--- Records shown ---
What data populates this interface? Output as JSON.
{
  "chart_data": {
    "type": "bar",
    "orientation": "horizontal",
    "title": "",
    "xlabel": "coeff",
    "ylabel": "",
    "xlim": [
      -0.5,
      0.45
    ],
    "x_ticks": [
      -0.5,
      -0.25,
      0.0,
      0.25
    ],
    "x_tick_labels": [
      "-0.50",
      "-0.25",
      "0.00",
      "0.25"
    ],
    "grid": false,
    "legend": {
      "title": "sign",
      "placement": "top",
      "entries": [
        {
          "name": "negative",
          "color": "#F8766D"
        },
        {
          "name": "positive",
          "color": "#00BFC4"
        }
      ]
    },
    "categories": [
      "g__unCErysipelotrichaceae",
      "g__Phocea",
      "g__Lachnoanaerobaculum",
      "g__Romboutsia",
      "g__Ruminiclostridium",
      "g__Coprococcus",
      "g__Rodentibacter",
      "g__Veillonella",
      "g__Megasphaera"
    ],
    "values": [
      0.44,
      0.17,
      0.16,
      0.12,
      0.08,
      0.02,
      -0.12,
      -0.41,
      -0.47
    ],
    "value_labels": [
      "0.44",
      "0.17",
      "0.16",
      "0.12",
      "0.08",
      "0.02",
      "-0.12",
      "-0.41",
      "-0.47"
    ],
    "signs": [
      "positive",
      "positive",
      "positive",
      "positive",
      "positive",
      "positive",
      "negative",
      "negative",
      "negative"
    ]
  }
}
---
Aim | Report the number of lines holding the string "negative", without any other words.

Reply | 4